◆ **Exercise goal**
Copy out the data below verbatim.

___

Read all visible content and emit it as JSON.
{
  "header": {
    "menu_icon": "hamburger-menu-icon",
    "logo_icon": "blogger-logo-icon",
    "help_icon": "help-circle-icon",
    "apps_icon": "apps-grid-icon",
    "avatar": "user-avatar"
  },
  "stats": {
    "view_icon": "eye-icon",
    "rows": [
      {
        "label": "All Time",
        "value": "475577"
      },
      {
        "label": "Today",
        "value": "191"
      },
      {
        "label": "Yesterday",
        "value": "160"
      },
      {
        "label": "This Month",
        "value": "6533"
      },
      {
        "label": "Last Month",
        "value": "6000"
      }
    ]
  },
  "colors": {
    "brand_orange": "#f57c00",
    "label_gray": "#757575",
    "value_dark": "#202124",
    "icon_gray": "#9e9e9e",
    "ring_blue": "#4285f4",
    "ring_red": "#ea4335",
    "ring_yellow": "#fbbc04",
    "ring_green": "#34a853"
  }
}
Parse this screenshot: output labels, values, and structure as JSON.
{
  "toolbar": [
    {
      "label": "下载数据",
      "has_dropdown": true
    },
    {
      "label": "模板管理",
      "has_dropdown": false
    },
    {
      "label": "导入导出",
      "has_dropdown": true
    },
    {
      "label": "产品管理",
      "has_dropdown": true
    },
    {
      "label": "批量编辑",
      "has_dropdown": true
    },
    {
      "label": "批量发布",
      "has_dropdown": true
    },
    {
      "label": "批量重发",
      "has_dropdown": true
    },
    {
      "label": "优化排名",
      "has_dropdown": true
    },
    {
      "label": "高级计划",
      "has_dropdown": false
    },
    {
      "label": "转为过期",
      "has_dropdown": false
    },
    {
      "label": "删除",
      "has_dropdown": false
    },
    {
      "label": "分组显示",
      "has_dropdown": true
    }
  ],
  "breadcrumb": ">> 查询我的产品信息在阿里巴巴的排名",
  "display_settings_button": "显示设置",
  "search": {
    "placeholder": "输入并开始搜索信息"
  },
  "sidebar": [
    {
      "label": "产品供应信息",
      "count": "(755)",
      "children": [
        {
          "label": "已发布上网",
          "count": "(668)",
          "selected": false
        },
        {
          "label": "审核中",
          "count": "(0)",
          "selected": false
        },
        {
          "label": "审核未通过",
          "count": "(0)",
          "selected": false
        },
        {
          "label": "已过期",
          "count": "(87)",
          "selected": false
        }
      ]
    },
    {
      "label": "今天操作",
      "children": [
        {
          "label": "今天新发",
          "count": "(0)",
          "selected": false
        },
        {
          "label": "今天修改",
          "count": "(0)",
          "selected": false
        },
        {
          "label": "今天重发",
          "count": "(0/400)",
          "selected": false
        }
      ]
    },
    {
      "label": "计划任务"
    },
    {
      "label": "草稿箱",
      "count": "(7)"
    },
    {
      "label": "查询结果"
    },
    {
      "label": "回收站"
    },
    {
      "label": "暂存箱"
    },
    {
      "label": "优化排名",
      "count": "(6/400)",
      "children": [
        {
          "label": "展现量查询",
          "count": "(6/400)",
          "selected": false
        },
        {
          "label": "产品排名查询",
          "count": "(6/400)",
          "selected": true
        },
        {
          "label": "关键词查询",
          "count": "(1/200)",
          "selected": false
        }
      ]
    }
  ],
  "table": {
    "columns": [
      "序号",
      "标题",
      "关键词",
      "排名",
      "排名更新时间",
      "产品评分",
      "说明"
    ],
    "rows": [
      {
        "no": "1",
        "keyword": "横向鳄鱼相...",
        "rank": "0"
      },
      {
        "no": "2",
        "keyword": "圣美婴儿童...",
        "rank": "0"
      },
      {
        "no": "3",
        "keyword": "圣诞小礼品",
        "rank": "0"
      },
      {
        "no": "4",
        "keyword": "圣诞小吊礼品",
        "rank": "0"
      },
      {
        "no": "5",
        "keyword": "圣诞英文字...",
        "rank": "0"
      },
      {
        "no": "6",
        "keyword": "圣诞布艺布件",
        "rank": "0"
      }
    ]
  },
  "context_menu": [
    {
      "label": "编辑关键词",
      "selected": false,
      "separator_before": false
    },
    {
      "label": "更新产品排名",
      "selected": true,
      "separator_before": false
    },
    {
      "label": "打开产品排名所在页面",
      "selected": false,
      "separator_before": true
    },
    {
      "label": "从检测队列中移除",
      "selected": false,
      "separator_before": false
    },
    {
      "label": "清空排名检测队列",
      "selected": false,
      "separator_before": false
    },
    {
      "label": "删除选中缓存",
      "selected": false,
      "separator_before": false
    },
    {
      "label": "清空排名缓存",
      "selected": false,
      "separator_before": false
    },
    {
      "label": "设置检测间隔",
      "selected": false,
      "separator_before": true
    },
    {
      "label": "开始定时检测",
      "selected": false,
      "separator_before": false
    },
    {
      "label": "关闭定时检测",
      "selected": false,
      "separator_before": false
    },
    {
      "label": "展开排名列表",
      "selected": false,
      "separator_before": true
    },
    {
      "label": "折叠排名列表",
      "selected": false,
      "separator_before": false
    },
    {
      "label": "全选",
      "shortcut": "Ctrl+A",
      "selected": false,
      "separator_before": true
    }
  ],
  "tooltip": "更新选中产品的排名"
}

___

◆ **Written reply**
Read all visible content and emit it as JSON.
{
  "header": {
    "menu_icon": "hamburger-menu-icon",
    "logo_icon": "blogger-logo-icon",
    "help_icon": "help-circle-icon",
    "apps_icon": "apps-grid-icon",
    "avatar": "user-avatar"
  },
  "stats": {
    "view_icon": "eye-icon",
    "rows": [
      {
        "label": "All Time",
        "value": "475577"
      },
      {
        "label": "Today",
        "value": "191"
      },
      {
        "label": "Yesterday",
        "value": "160"
      },
      {
        "label": "This Month",
        "value": "6533"
      },
      {
        "label": "Last Month",
        "value": "6000"
      }
    ]
  },
  "colors": {
    "brand_orange": "#f57c00",
    "label_gray": "#757575",
    "value_dark": "#202124",
    "icon_gray": "#9e9e9e",
    "ring_blue": "#4285f4",
    "ring_red": "#ea4335",
    "ring_yellow": "#fbbc04",
    "ring_green": "#34a853"
  }
}
Parse this screenshot: output labels, values, and structure as JSON.
{
  "toolbar": [
    {
      "label": "下载数据",
      "has_dropdown": true
    },
    {
      "label": "模板管理",
      "has_dropdown": false
    },
    {
      "label": "导入导出",
      "has_dropdown": true
    },
    {
      "label": "产品管理",
      "has_dropdown": true
    },
    {
      "label": "批量编辑",
      "has_dropdown": true
    },
    {
      "label": "批量发布",
      "has_dropdown": true
    },
    {
      "label": "批量重发",
      "has_dropdown": true
    },
    {
      "label": "优化排名",
      "has_dropdown": true
    },
    {
      "label": "高级计划",
      "has_dropdown": false
    },
    {
      "label": "转为过期",
      "has_dropdown": false
    },
    {
      "label": "删除",
      "has_dropdown": false
    },
    {
      "label": "分组显示",
      "has_dropdown": true
    }
  ],
  "breadcrumb": ">> 查询我的产品信息在阿里巴巴的排名",
  "display_settings_button": "显示设置",
  "search": {
    "placeholder": "输入并开始搜索信息"
  },
  "sidebar": [
    {
      "label": "产品供应信息",
      "count": "(755)",
      "children": [
        {
          "label": "已发布上网",
          "count": "(668)",
          "selected": false
        },
        {
          "label": "审核中",
          "count": "(0)",
          "selected": false
        },
        {
          "label": "审核未通过",
          "count": "(0)",
          "selected": false
        },
        {
          "label": "已过期",
          "count": "(87)",
          "selected": false
        }
      ]
    },
    {
      "label": "今天操作",
      "children": [
        {
          "label": "今天新发",
          "count": "(0)",
          "selected": false
        },
        {
          "label": "今天修改",
          "count": "(0)",
          "selected": false
        },
        {
          "label": "今天重发",
          "count": "(0/400)",
          "selected": false
        }
      ]
    },
    {
      "label": "计划任务"
    },
    {
      "label": "草稿箱",
      "count": "(7)"
    },
    {
      "label": "查询结果"
    },
    {
      "label": "回收站"
    },
    {
      "label": "暂存箱"
    },
    {
      "label": "优化排名",
      "count": "(6/400)",
      "children": [
        {
          "label": "展现量查询",
          "count": "(6/400)",
          "selected": false
        },
        {
          "label": "产品排名查询",
          "count": "(6/400)",
          "selected": true
        },
        {
          "label": "关键词查询",
          "count": "(1/200)",
          "selected": false
        }
      ]
    }
  ],
  "table": {
    "columns": [
      "序号",
      "标题",
      "关键词",
      "排名",
      "排名更新时间",
      "产品评分",
      "说明"
    ],
    "rows": [
      {
        "no": "1",
        "keyword": "横向鳄鱼相...",
        "rank": "0"
      },
      {
        "no": "2",
        "keyword": "圣美婴儿童...",
        "rank": "0"
      },
      {
        "no": "3",
        "keyword": "圣诞小礼品",
        "rank": "0"
      },
      {
        "no": "4",
        "keyword": "圣诞小吊礼品",
        "rank": "0"
      },
      {
        "no": "5",
        "keyword": "圣诞英文字...",
        "rank": "0"
      },
      {
        "no": "6",
        "keyword": "圣诞布艺布件",
        "rank": "0"
      }
    ]
  },
  "context_menu": [
    {
      "label": "编辑关键词",
      "selected": false,
      "separator_before": false
    },
    {
      "label": "更新产品排名",
      "selected": true,
      "separator_before": false
    },
    {
      "label": "打开产品排名所在页面",
      "selected": false,
      "separator_before": true
    },
    {
      "label": "从检测队列中移除",
      "selected": false,
      "separator_before": false
    },
    {
      "label": "清空排名检测队列",
      "selected": false,
      "separator_before": false
    },
    {
      "label": "删除选中缓存",
      "selected": false,
      "separator_before": false
    },
    {
      "label": "清空排名缓存",
      "selected": false,
      "separator_before": false
    },
    {
      "label": "设置检测间隔",
      "selected": false,
      "separator_before": true
    },
    {
      "label": "开始定时检测",
      "selected": false,
      "separator_before": false
    },
    {
      "label": "关闭定时检测",
      "selected": false,
      "separator_before": false
    },
    {
      "label": "展开排名列表",
      "selected": false,
      "separator_before": true
    },
    {
      "label": "折叠排名列表",
      "selected": false,
      "separator_before": false
    },
    {
      "label": "全选",
      "shortcut": "Ctrl+A",
      "selected": false,
      "separator_before": true
    }
  ],
  "tooltip": "更新选中产品的排名"
}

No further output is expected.